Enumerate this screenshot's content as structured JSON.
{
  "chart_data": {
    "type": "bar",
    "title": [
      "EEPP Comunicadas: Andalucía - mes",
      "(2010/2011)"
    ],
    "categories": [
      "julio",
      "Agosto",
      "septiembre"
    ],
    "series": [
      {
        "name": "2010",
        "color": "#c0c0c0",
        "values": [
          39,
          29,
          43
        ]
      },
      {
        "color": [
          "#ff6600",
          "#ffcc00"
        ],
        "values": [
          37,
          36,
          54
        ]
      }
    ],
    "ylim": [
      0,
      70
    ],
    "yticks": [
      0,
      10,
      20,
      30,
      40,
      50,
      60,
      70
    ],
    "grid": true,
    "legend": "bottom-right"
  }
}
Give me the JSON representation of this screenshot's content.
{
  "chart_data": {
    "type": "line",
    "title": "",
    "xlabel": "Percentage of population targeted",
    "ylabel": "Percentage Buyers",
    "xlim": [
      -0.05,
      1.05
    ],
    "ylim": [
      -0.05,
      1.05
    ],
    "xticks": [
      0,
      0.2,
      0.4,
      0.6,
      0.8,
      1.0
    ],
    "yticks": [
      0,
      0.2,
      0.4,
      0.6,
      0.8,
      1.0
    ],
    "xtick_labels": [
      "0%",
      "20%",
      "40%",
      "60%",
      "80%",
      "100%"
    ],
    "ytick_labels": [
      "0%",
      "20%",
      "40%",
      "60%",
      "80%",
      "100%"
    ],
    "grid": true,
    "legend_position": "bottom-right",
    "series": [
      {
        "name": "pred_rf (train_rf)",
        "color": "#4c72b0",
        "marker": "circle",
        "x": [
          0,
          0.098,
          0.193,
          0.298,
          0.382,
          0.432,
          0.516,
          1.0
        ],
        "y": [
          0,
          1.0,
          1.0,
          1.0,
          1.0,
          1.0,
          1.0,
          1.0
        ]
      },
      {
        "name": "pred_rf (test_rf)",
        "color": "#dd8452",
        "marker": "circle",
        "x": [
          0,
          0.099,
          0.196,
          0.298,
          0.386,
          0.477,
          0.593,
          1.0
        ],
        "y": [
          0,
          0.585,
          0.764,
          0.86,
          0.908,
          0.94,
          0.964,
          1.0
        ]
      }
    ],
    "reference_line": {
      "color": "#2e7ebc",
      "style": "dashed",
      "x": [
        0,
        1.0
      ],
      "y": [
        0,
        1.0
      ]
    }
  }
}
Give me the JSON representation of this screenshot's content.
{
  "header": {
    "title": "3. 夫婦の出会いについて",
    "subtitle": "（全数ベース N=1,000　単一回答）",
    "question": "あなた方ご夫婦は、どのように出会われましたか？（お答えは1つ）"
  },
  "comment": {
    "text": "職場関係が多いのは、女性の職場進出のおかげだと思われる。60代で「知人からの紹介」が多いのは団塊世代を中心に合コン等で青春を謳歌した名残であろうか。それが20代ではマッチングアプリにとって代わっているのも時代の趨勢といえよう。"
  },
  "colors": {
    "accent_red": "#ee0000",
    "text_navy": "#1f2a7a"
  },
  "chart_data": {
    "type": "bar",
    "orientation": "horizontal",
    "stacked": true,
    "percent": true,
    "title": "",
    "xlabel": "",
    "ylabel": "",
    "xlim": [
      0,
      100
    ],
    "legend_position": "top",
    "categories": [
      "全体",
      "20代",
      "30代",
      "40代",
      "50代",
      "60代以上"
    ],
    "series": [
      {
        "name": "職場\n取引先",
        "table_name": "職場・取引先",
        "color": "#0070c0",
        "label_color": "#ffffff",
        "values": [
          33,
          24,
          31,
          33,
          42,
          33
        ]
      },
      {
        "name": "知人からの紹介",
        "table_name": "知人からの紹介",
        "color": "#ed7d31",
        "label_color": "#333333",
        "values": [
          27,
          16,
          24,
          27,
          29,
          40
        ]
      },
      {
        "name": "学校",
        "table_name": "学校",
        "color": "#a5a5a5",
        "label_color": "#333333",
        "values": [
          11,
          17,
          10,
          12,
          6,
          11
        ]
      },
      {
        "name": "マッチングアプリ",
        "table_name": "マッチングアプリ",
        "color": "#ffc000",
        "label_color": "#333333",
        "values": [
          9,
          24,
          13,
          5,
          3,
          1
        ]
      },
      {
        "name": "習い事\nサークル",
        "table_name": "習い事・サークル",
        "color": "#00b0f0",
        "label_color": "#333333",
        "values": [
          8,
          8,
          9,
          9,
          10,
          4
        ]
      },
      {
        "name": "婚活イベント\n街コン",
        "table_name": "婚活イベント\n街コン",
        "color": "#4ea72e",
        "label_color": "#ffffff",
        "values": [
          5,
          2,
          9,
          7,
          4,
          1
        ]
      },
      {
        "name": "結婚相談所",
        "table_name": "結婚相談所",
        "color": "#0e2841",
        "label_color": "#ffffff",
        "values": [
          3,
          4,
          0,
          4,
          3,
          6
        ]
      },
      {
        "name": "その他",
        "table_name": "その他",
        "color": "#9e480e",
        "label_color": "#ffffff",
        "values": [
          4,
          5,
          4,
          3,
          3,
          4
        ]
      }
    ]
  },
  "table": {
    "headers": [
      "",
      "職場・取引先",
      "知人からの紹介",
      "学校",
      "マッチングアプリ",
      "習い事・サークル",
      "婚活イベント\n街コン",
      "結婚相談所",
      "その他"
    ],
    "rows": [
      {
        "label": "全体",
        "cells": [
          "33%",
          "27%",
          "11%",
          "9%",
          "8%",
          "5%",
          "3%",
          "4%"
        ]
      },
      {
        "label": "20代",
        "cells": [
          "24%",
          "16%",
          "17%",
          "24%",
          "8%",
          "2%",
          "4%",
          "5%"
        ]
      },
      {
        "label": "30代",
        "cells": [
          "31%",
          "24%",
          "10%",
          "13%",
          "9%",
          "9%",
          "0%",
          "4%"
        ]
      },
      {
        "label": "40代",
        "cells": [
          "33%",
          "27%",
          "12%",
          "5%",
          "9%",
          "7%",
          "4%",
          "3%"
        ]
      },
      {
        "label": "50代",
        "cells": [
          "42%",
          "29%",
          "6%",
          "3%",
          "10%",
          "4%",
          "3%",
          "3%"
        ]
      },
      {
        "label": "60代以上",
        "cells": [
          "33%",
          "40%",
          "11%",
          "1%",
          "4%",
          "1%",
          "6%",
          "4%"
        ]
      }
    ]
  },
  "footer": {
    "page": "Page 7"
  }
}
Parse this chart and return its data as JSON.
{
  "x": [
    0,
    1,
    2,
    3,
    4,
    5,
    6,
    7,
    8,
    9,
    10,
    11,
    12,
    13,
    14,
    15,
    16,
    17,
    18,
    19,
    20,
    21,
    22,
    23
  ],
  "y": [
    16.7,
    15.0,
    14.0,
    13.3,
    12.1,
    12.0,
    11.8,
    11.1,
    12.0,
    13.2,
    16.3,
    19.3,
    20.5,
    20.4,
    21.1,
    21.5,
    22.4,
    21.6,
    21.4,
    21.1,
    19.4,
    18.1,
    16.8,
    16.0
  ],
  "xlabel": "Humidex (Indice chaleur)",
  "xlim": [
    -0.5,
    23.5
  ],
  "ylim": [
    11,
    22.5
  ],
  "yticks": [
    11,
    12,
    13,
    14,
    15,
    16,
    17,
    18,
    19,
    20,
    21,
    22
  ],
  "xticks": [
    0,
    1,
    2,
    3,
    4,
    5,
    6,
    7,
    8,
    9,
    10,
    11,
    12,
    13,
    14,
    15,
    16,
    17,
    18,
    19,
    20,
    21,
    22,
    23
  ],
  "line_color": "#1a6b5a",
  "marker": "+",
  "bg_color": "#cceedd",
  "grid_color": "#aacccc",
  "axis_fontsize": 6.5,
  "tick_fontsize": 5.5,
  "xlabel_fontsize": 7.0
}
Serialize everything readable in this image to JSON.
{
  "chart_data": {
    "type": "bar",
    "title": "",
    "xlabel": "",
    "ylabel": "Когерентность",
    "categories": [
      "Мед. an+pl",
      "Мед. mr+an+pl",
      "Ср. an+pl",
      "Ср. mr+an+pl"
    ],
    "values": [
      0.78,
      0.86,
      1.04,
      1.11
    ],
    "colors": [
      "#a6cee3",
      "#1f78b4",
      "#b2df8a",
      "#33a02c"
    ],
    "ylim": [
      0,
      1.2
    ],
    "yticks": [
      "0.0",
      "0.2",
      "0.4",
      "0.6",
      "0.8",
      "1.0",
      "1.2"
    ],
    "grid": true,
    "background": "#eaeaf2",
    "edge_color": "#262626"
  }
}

Task details
Copy each line of the listing in which the word "Percentage" can be found.

Solution below
    "xlabel": "Percentage of population targeted",
    "ylabel": "Percentage Buyers",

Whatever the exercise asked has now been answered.